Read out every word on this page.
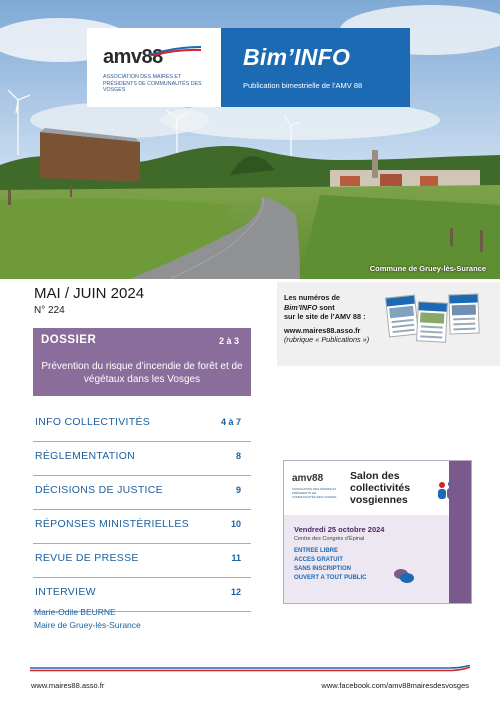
Commune de Gruey-lès-Surance
amv88
ASSOCIATION DES MAIRES ET PRÉSIDENTS DE COMMUNAUTÉS DES VOSGES
Bim’INFO
Publication bimestrielle de l’AMV 88
MAI / JUIN 2024
N° 224
DOSSIER	2 à 3
Prévention du risque d’incendie de forêt et de végétaux dans les Vosges
INFO COLLECTIVITÉS	4 à 7
RÉGLEMENTATION	8
DÉCISIONS DE JUSTICE	9
RÉPONSES MINISTÉRIELLES	10
REVUE DE PRESSE	11
INTERVIEW	12
Marie-Odile BEURNE
Maire de Gruey-lès-Surance
Les numéros de
Bim’INFO sont
sur le site de l’AMV 88 :
www.maires88.asso.fr
(rubrique « Publications »)
amv88
ASSOCIATION DES MAIRES ET PRÉSIDENTS DE COMMUNAUTÉS DES VOSGES
Salon des
collectivités
vosgiennes
Vendredi 25 octobre 2024
Centre des Congrès d’Épinal
ENTREE LIBRE
ACCES GRATUIT
SANS INSCRIPTION
OUVERT A TOUT PUBLIC
www.maires88.asso.fr	www.facebook.com/amv88mairesdesvosges
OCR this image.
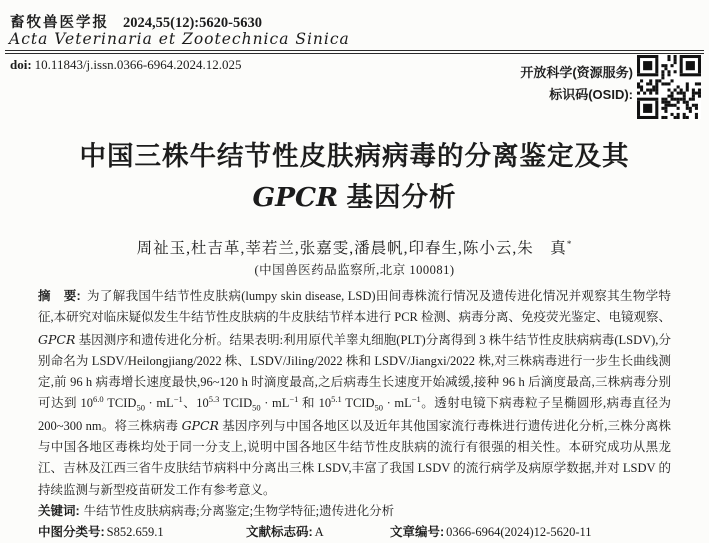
畜牧兽医学报 2024,55(12):5620-5630
Acta Veterinaria et Zootechnica Sinica
doi: 10.11843/j.issn.0366-6964.2024.12.025
开放科学(资源服务)
标识码(OSID):
中国三株牛结节性皮肤病病毒的分离鉴定及其
GPCR 基因分析
周祉玉,杜吉革,莘若兰,张嘉雯,潘晨帆,印春生,陈小云,朱　真*
(中国兽医药品监察所,北京 100081)

摘　要: 为了解我国牛结节性皮肤病(lumpy skin disease, LSD)田间毒株流行情况及遗传进化情况并观察其生物学特征,本研究对临床疑似发生牛结节性皮肤病的牛皮肤结节样本进行 PCR 检测、病毒分离、免疫荧光鉴定、电镜观察、GPCR 基因测序和遗传进化分析。结果表明:利用原代羊睾丸细胞(PLT)分离得到 3 株牛结节性皮肤病病毒(LSDV),分别命名为 LSDV/Heilongjiang/2022 株、LSDV/Jiling/2022 株和 LSDV/Jiangxi/2022 株,对三株病毒进行一步生长曲线测定,前 96 h 病毒增长速度最快,96~120 h 时滴度最高,之后病毒生长速度开始减缓,接种 96 h 后滴度最高,三株病毒分别可达到 $10^{6.0}$ $TCID_{50} \cdot mL^{-1}$、$10^{5.3}$ $TCID_{50} \cdot mL^{-1}$ 和 $10^{5.1}$ $TCID_{50} \cdot mL^{-1}$。透射电镜下病毒粒子呈椭圆形,病毒直径为 200~300 nm。将三株病毒 GPCR 基因序列与中国各地区以及近年其他国家流行毒株进行遗传进化分析,三株分离株与中国各地区毒株均处于同一分支上,说明中国各地区牛结节性皮肤病的流行有很强的相关性。本研究成功从黑龙江、吉林及江西三省牛皮肤结节病料中分离出三株 LSDV,丰富了我国 LSDV 的流行病学及病原学数据,并对 LSDV 的持续监测与新型疫苗研发工作有参考意义。

关键词: 牛结节性皮肤病病毒;分离鉴定;生物学特征;遗传进化分析

中图分类号: S852.659.1	文献标志码: A	文章编号: 0366-6964(2024)12-5620-11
..........
Repeat verbatim the lines from the one holding "OCR this image." through the end of the listing above, both ends included, but not the pictures.

OCR this image.
畜牧兽医学报 2024,55(12):5620-5630
Acta Veterinaria et Zootechnica Sinica
doi: 10.11843/j.issn.0366-6964.2024.12.025
开放科学(资源服务)
标识码(OSID):
中国三株牛结节性皮肤病病毒的分离鉴定及其
GPCR 基因分析
周祉玉,杜吉革,莘若兰,张嘉雯,潘晨帆,印春生,陈小云,朱　真*
(中国兽医药品监察所,北京 100081)

摘　要: 为了解我国牛结节性皮肤病(lumpy skin disease, LSD)田间毒株流行情况及遗传进化情况并观察其生物学特征,本研究对临床疑似发生牛结节性皮肤病的牛皮肤结节样本进行 PCR 检测、病毒分离、免疫荧光鉴定、电镜观察、GPCR 基因测序和遗传进化分析。结果表明:利用原代羊睾丸细胞(PLT)分离得到 3 株牛结节性皮肤病病毒(LSDV),分别命名为 LSDV/Heilongjiang/2022 株、LSDV/Jiling/2022 株和 LSDV/Jiangxi/2022 株,对三株病毒进行一步生长曲线测定,前 96 h 病毒增长速度最快,96~120 h 时滴度最高,之后病毒生长速度开始减缓,接种 96 h 后滴度最高,三株病毒分别可达到 $10^{6.0}$ $TCID_{50} \cdot mL^{-1}$、$10^{5.3}$ $TCID_{50} \cdot mL^{-1}$ 和 $10^{5.1}$ $TCID_{50} \cdot mL^{-1}$。透射电镜下病毒粒子呈椭圆形,病毒直径为 200~300 nm。将三株病毒 GPCR 基因序列与中国各地区以及近年其他国家流行毒株进行遗传进化分析,三株分离株与中国各地区毒株均处于同一分支上,说明中国各地区牛结节性皮肤病的流行有很强的相关性。本研究成功从黑龙江、吉林及江西三省牛皮肤结节病料中分离出三株 LSDV,丰富了我国 LSDV 的流行病学及病原学数据,并对 LSDV 的持续监测与新型疫苗研发工作有参考意义。

关键词: 牛结节性皮肤病病毒;分离鉴定;生物学特征;遗传进化分析

中图分类号: S852.659.1	文献标志码: A	文章编号: 0366-6964(2024)12-5620-11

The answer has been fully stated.